Data entries
· · · · ·
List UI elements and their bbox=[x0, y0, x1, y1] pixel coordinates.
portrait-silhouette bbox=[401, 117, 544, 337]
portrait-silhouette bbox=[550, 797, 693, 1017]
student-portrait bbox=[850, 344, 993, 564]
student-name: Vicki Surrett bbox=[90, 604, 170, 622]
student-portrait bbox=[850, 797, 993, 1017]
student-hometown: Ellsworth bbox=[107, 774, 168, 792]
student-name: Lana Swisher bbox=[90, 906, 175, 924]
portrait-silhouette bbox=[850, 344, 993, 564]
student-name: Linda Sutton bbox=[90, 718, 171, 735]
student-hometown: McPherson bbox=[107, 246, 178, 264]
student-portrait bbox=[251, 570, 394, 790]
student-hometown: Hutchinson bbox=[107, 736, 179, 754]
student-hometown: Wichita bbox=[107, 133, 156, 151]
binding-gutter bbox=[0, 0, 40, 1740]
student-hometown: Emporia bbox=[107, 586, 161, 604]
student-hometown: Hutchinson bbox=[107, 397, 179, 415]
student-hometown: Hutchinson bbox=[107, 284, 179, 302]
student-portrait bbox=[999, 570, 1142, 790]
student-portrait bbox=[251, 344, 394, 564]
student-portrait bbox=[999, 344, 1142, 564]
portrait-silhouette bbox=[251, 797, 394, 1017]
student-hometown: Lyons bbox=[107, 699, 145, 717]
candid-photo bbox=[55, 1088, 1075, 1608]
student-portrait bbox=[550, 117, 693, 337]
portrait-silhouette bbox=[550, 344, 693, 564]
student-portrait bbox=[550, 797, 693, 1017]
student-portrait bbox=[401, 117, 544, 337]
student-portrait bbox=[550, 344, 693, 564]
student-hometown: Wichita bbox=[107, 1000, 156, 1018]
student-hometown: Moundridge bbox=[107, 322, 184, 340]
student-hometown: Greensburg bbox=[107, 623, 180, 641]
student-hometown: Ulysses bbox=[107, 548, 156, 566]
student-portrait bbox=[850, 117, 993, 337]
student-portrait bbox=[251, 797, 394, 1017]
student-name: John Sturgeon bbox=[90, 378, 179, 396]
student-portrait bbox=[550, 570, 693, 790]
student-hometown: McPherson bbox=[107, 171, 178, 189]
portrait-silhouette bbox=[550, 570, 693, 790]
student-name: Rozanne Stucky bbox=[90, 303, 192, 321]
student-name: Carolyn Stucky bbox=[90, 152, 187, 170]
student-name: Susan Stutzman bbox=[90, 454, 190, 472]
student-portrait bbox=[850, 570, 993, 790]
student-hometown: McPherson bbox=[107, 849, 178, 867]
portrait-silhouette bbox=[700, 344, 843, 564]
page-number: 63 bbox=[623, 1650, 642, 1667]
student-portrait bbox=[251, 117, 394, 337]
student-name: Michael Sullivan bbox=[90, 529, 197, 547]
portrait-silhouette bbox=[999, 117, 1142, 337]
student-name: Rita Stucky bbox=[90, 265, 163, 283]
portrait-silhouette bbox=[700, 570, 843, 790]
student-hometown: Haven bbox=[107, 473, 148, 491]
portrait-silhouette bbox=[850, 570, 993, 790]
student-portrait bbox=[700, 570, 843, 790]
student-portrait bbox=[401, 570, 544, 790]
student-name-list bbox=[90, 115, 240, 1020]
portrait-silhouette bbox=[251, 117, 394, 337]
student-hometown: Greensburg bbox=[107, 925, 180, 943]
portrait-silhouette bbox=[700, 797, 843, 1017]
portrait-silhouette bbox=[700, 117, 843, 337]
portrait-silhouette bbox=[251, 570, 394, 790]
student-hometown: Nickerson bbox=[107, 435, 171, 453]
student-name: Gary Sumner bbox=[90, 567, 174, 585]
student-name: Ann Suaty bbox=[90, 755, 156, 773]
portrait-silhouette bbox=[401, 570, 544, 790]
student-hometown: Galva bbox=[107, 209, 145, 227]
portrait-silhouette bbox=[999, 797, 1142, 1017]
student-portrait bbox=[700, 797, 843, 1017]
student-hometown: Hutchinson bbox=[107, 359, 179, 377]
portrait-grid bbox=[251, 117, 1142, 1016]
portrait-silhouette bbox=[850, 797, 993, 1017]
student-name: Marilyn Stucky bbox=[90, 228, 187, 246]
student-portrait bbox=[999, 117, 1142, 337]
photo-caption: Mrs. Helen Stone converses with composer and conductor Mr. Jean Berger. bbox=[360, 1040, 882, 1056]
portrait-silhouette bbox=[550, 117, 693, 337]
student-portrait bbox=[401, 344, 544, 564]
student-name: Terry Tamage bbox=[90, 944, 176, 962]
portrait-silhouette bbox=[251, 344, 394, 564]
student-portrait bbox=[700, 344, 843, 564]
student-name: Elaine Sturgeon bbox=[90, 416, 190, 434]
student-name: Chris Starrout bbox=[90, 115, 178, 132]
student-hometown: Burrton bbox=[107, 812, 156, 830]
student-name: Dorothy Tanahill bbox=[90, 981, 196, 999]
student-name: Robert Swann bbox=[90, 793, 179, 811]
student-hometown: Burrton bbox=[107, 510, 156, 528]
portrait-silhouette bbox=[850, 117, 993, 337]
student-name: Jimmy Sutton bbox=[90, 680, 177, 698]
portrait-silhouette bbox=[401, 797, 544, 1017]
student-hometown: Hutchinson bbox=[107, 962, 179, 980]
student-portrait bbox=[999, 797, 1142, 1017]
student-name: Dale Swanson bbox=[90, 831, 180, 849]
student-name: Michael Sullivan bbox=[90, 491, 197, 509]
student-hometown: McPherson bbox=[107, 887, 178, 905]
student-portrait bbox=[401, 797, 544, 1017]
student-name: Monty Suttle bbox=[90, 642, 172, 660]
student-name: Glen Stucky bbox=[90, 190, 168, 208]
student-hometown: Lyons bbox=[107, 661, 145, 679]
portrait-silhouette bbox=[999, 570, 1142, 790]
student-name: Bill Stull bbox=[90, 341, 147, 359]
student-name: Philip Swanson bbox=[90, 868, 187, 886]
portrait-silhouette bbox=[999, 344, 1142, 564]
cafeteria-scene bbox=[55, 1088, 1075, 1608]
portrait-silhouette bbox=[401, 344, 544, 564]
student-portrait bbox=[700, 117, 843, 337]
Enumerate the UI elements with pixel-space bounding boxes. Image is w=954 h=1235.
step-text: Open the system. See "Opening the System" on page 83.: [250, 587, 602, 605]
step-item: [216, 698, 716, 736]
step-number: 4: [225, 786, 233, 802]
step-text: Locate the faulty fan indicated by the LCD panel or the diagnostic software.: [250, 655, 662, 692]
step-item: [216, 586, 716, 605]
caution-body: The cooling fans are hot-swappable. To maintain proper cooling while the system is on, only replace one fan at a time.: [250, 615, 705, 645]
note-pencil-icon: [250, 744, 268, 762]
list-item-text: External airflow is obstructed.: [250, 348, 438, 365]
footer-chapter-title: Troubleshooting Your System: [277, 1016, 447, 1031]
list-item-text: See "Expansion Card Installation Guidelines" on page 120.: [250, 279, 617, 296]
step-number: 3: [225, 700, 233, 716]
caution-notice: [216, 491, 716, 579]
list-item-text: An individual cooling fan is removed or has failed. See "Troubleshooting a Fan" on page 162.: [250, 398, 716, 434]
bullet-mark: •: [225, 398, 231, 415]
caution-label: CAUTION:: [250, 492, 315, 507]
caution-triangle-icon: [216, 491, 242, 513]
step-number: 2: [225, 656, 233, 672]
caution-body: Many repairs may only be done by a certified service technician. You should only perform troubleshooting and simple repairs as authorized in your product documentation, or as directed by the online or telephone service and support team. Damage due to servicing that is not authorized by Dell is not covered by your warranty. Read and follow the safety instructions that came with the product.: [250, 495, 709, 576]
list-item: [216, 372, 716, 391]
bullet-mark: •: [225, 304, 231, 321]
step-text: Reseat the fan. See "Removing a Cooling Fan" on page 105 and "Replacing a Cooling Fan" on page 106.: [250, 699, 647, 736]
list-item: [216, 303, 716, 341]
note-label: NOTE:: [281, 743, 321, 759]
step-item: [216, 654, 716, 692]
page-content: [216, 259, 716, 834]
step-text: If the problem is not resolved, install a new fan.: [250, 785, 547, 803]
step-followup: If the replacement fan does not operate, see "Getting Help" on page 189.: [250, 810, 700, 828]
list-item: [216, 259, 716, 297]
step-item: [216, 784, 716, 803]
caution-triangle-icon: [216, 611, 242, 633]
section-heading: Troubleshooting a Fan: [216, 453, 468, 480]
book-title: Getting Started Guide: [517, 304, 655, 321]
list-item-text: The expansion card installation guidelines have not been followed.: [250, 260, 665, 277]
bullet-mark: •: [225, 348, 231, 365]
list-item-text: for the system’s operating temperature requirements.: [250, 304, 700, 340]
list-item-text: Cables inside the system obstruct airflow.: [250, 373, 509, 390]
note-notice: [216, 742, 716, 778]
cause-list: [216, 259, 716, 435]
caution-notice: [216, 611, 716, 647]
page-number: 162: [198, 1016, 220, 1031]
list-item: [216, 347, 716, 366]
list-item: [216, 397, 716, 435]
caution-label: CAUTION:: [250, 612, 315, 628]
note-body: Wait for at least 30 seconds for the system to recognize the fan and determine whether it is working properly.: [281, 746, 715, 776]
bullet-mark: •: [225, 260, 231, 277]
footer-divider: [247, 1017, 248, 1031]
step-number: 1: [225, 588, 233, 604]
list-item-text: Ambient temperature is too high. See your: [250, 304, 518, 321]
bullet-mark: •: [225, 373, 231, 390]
· · · · ·
> **YOUR INSTRUCTIONS**: Output as a JSON list of strings the lines from the start of the data through the line that contains "student-portrait bbox=[550, 344, 693, 564]", both ends included and one string per line. Leave out blank lines.

> **ANSWER TO THIS PROBLEM**:
[
  "List UI elements and their bbox=[x0, y0, x1, y1] pixel coordinates.",
  "portrait-silhouette bbox=[401, 117, 544, 337]",
  "portrait-silhouette bbox=[550, 797, 693, 1017]",
  "student-portrait bbox=[850, 344, 993, 564]",
  "student-name: Vicki Surrett bbox=[90, 604, 170, 622]",
  "student-portrait bbox=[850, 797, 993, 1017]",
  "student-hometown: Ellsworth bbox=[107, 774, 168, 792]",
  "student-name: Lana Swisher bbox=[90, 906, 175, 924]",
  "portrait-silhouette bbox=[850, 344, 993, 564]",
  "student-name: Linda Sutton bbox=[90, 718, 171, 735]",
  "student-hometown: McPherson bbox=[107, 246, 178, 264]",
  "student-portrait bbox=[251, 570, 394, 790]",
  "student-hometown: Hutchinson bbox=[107, 736, 179, 754]",
  "student-hometown: Wichita bbox=[107, 133, 156, 151]",
  "binding-gutter bbox=[0, 0, 40, 1740]",
  "student-hometown: Emporia bbox=[107, 586, 161, 604]",
  "student-hometown: Hutchinson bbox=[107, 397, 179, 415]",
  "student-hometown: Hutchinson bbox=[107, 284, 179, 302]",
  "student-portrait bbox=[999, 570, 1142, 790]",
  "student-portrait bbox=[251, 344, 394, 564]",
  "student-portrait bbox=[999, 344, 1142, 564]",
  "portrait-silhouette bbox=[251, 797, 394, 1017]",
  "student-hometown: Lyons bbox=[107, 699, 145, 717]",
  "candid-photo bbox=[55, 1088, 1075, 1608]",
  "student-portrait bbox=[550, 117, 693, 337]",
  "portrait-silhouette bbox=[550, 344, 693, 564]",
  "student-portrait bbox=[550, 797, 693, 1017]",
  "student-portrait bbox=[401, 117, 544, 337]",
  "student-portrait bbox=[550, 344, 693, 564]"
]